▸ Items from a dataset:
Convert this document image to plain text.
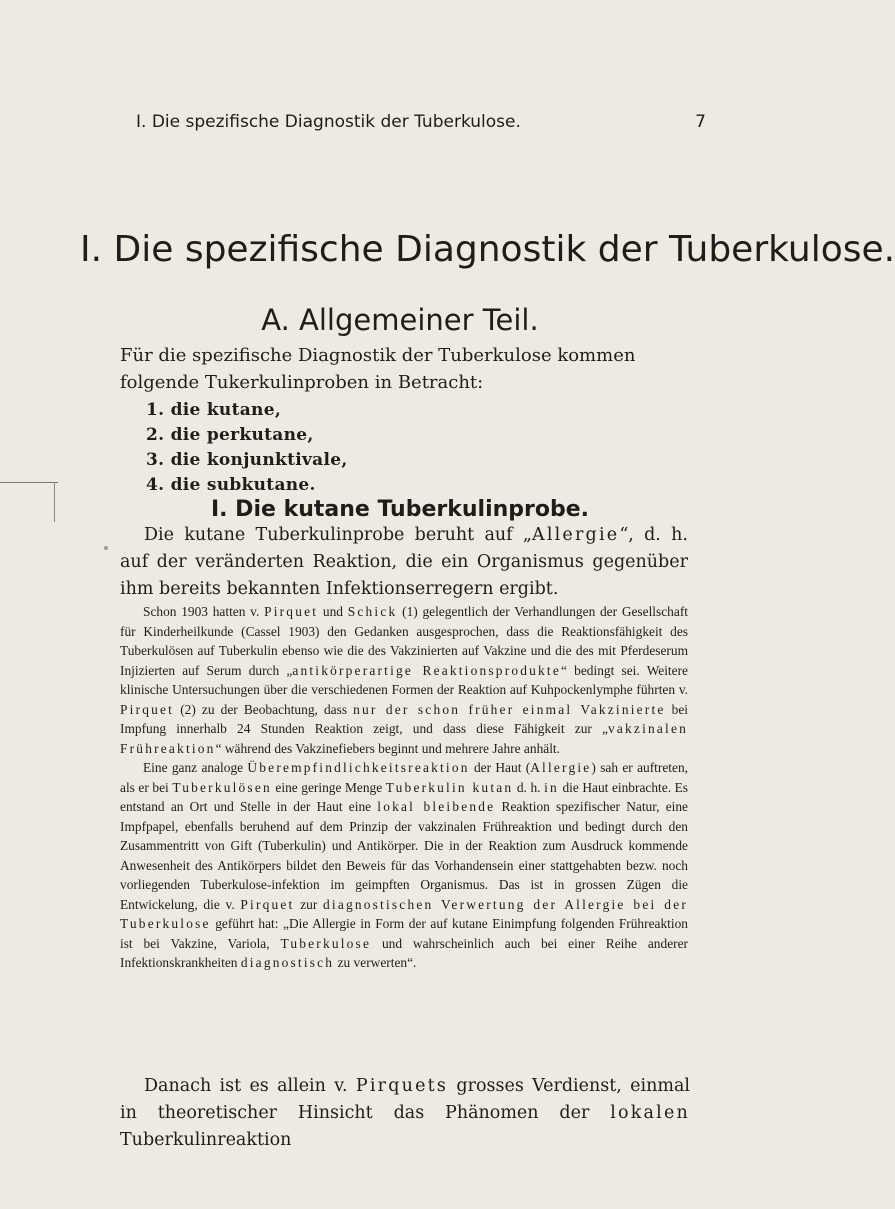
I. Die spezifische Diagnostik der Tuberkulose.	7
I. Die spezifische Diagnostik der Tuberkulose.
A. Allgemeiner Teil.
Für die spezifische Diagnostik der Tuberkulose kommen folgende Tukerkulinproben in Betracht:
1. die kutane,
2. die perkutane,
3. die konjunktivale,
4. die subkutane.
I. Die kutane Tuberkulinprobe.
Die kutane Tuberkulinprobe beruht auf „Allergie“, d. h. auf der veränderten Reaktion, die ein Organismus gegenüber ihm bereits bekannten Infektionserregern ergibt.

Schon 1903 hatten v. Pirquet und Schick (1) gelegentlich der Verhandlungen der Gesellschaft für Kinderheilkunde (Cassel 1903) den Gedanken ausgesprochen, dass die Reaktionsfähigkeit des Tuberkulösen auf Tuberkulin ebenso wie die des Vakzinierten auf Vakzine und die des mit Pferdeserum Injizierten auf Serum durch „antikörperartige Reaktionsprodukte“ bedingt sei. Weitere klinische Untersuchungen über die verschiedenen Formen der Reaktion auf Kuhpockenlymphe führten v. Pirquet (2) zu der Beobachtung, dass nur der schon früher einmal Vakzinierte bei Impfung innerhalb 24 Stunden Reaktion zeigt, und dass diese Fähigkeit zur „vakzinalen Frühreaktion“ während des Vakzinefiebers beginnt und mehrere Jahre anhält.

Eine ganz analoge Überempfindlichkeitsreaktion der Haut (Allergie) sah er auftreten, als er bei Tuberkulösen eine geringe Menge Tuberkulin kutan d. h. in die Haut einbrachte. Es entstand an Ort und Stelle in der Haut eine lokal bleibende Reaktion spezifischer Natur, eine Impfpapel, ebenfalls beruhend auf dem Prinzip der vakzinalen Frühreaktion und bedingt durch den Zusammentritt von Gift (Tuberkulin) und Antikörper. Die in der Reaktion zum Ausdruck kommende Anwesenheit des Antikörpers bildet den Beweis für das Vorhandensein einer stattgehabten bezw. noch vorliegenden Tuberkulose-infektion im geimpften Organismus. Das ist in grossen Zügen die Entwickelung, die v. Pirquet zur diagnostischen Verwertung der Allergie bei der Tuberkulose geführt hat: „Die Allergie in Form der auf kutane Einimpfung folgenden Frühreaktion ist bei Vakzine, Variola, Tuberkulose und wahrscheinlich auch bei einer Reihe anderer Infektionskrankheiten diagnostisch zu verwerten“.

Danach ist es allein v. Pirquets grosses Verdienst, einmal in theoretischer Hinsicht das Phänomen der lokalen Tuberkulinreaktion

▸ Written problem:
Leave out the pictures and print every line of the data exactly.

▸ Solution for this task:
Convert this document image to plain text.
I. Die spezifische Diagnostik der Tuberkulose.	7
I. Die spezifische Diagnostik der Tuberkulose.
A. Allgemeiner Teil.
Für die spezifische Diagnostik der Tuberkulose kommen folgende Tukerkulinproben in Betracht:
1. die kutane,
2. die perkutane,
3. die konjunktivale,
4. die subkutane.
I. Die kutane Tuberkulinprobe.
Die kutane Tuberkulinprobe beruht auf „Allergie“, d. h. auf der veränderten Reaktion, die ein Organismus gegenüber ihm bereits bekannten Infektionserregern ergibt.

Schon 1903 hatten v. Pirquet und Schick (1) gelegentlich der Verhandlungen der Gesellschaft für Kinderheilkunde (Cassel 1903) den Gedanken ausgesprochen, dass die Reaktionsfähigkeit des Tuberkulösen auf Tuberkulin ebenso wie die des Vakzinierten auf Vakzine und die des mit Pferdeserum Injizierten auf Serum durch „antikörperartige Reaktionsprodukte“ bedingt sei. Weitere klinische Untersuchungen über die verschiedenen Formen der Reaktion auf Kuhpockenlymphe führten v. Pirquet (2) zu der Beobachtung, dass nur der schon früher einmal Vakzinierte bei Impfung innerhalb 24 Stunden Reaktion zeigt, und dass diese Fähigkeit zur „vakzinalen Frühreaktion“ während des Vakzinefiebers beginnt und mehrere Jahre anhält.

Eine ganz analoge Überempfindlichkeitsreaktion der Haut (Allergie) sah er auftreten, als er bei Tuberkulösen eine geringe Menge Tuberkulin kutan d. h. in die Haut einbrachte. Es entstand an Ort und Stelle in der Haut eine lokal bleibende Reaktion spezifischer Natur, eine Impfpapel, ebenfalls beruhend auf dem Prinzip der vakzinalen Frühreaktion und bedingt durch den Zusammentritt von Gift (Tuberkulin) und Antikörper. Die in der Reaktion zum Ausdruck kommende Anwesenheit des Antikörpers bildet den Beweis für das Vorhandensein einer stattgehabten bezw. noch vorliegenden Tuberkulose-infektion im geimpften Organismus. Das ist in grossen Zügen die Entwickelung, die v. Pirquet zur diagnostischen Verwertung der Allergie bei der Tuberkulose geführt hat: „Die Allergie in Form der auf kutane Einimpfung folgenden Frühreaktion ist bei Vakzine, Variola, Tuberkulose und wahrscheinlich auch bei einer Reihe anderer Infektionskrankheiten diagnostisch zu verwerten“.

Danach ist es allein v. Pirquets grosses Verdienst, einmal in theoretischer Hinsicht das Phänomen der lokalen Tuberkulinreaktion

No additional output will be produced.